> _WHAT TO PRODUCE_
Answer with one number: the count of lines in this material that hold the word "plus".

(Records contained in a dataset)

______________________________

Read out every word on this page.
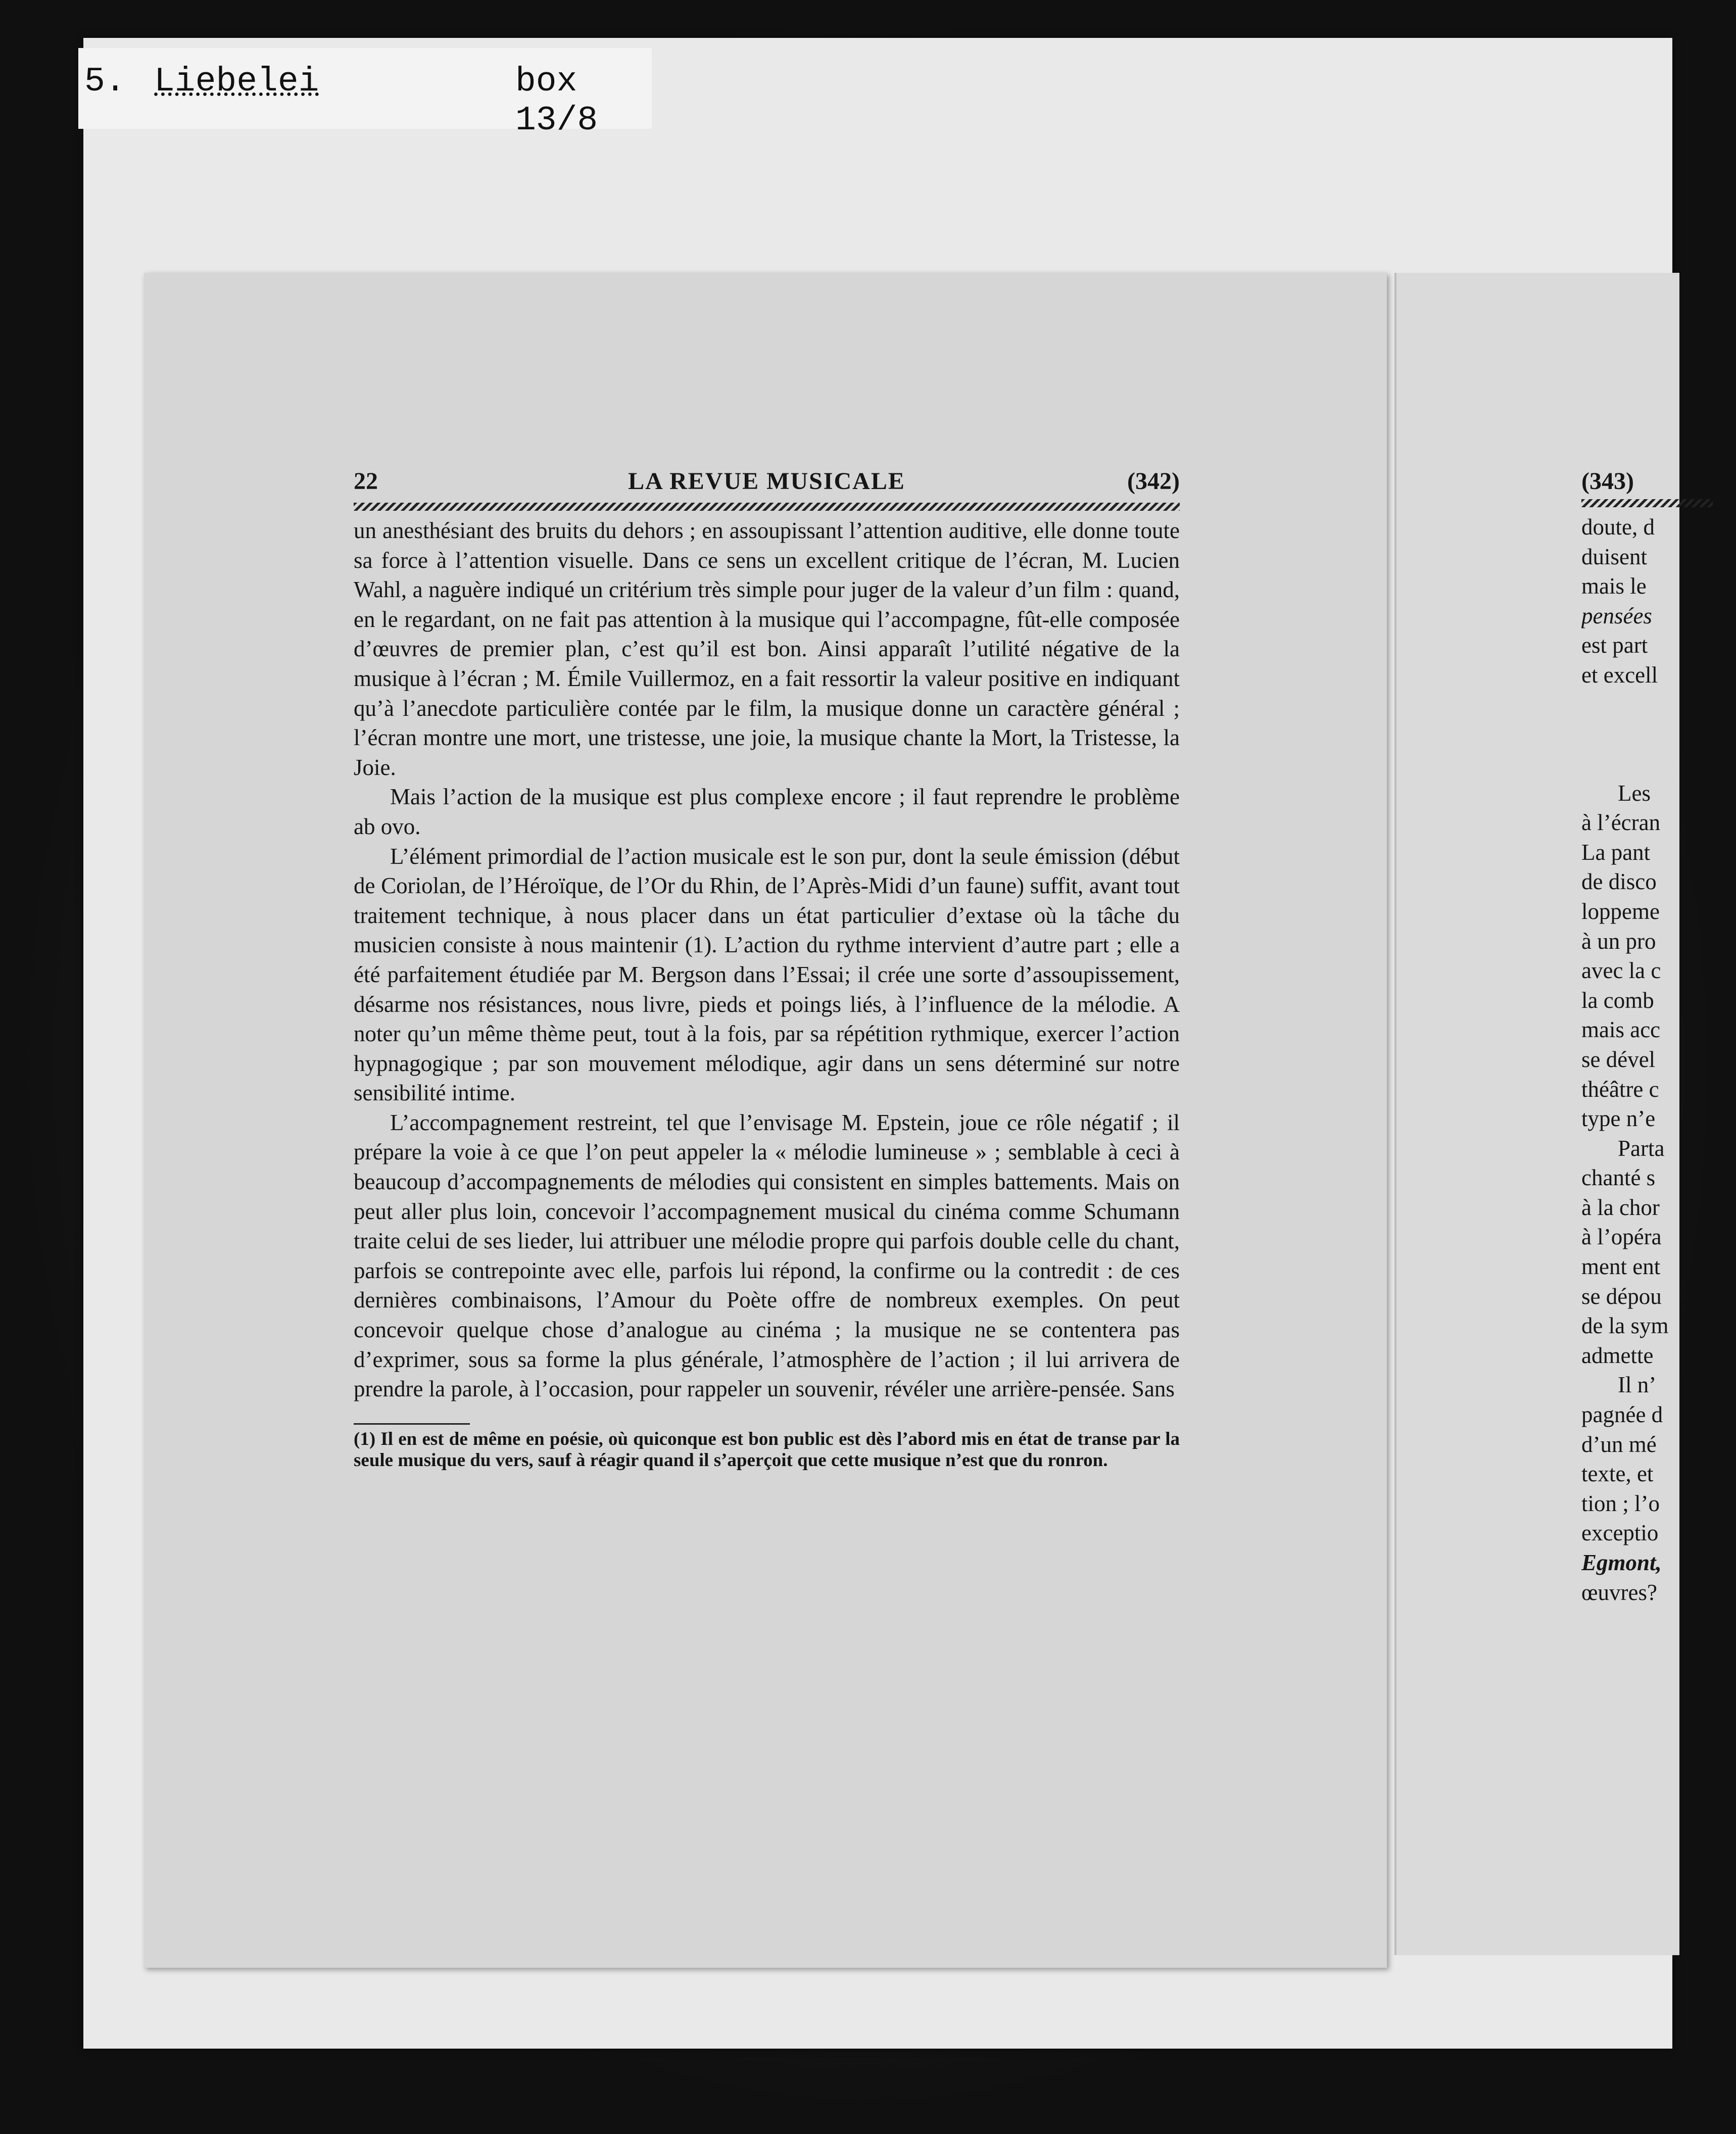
5. Liebelei	box 13/8
22	LA REVUE MUSICALE	(342)

un anesthésiant des bruits du dehors ; en assoupissant l’attention auditive, elle donne toute sa force à l’attention visuelle. Dans ce sens un excellent critique de l’écran, M. Lucien Wahl, a naguère indiqué un critérium très simple pour juger de la valeur d’un film : quand, en le regardant, on ne fait pas attention à la musique qui l’accompagne, fût-elle composée d’œuvres de premier plan, c’est qu’il est bon. Ainsi apparaît l’utilité négative de la musique à l’écran ; M. Émile Vuillermoz, en a fait ressortir la valeur positive en indiquant qu’à l’anecdote particulière contée par le film, la musique donne un caractère général ; l’écran montre une mort, une tristesse, une joie, la musique chante la Mort, la Tristesse, la Joie.

Mais l’action de la musique est plus complexe encore ; il faut reprendre le problème ab ovo.

L’élément primordial de l’action musicale est le son pur, dont la seule émission (début de Coriolan, de l’Héroïque, de l’Or du Rhin, de l’Après-Midi d’un faune) suffit, avant tout traitement technique, à nous placer dans un état particulier d’extase où la tâche du musicien consiste à nous maintenir (1). L’action du rythme intervient d’autre part ; elle a été parfaitement étudiée par M. Bergson dans l’Essai; il crée une sorte d’assoupissement, désarme nos résistances, nous livre, pieds et poings liés, à l’influence de la mélodie. A noter qu’un même thème peut, tout à la fois, par sa répétition rythmique, exercer l’action hypnagogique ; par son mouvement mélodique, agir dans un sens déterminé sur notre sensibilité intime.

L’accompagnement restreint, tel que l’envisage M. Epstein, joue ce rôle négatif ; il prépare la voie à ce que l’on peut appeler la « mélodie lumineuse » ; semblable à ceci à beaucoup d’accompagnements de mélodies qui consistent en simples battements. Mais on peut aller plus loin, concevoir l’accompagnement musical du cinéma comme Schumann traite celui de ses lieder, lui attribuer une mélodie propre qui parfois double celle du chant, parfois se contrepointe avec elle, parfois lui répond, la confirme ou la contredit : de ces dernières combinaisons, l’Amour du Poète offre de nombreux exemples. On peut concevoir quelque chose d’analogue au cinéma ; la musique ne se contentera pas d’exprimer, sous sa forme la plus générale, l’atmosphère de l’action ; il lui arrivera de prendre la parole, à l’occasion, pour rappeler un souvenir, révéler une arrière-pensée. Sans

(1) Il en est de même en poésie, où quiconque est bon public est dès l’abord mis en état de transe par la seule musique du vers, sauf à réagir quand il s’aperçoit que cette musique n’est que du ronron.
(343)
doute, d
duisent
mais le
pensées
est part
et excell
Les
à l’écran
La pant
de disco
loppeme
à un pro
avec la c
la comb
mais acc
se dével
théâtre c
type n’e
Parta
chanté s
à la chor
à l’opéra
ment ent
se dépou
de la sym
admette
Il n’
pagnée d
d’un mé
texte, et
tion ; l’o
exceptio
Egmont,
œuvres?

______________________________

> _COMPLETE OUTPUT_
2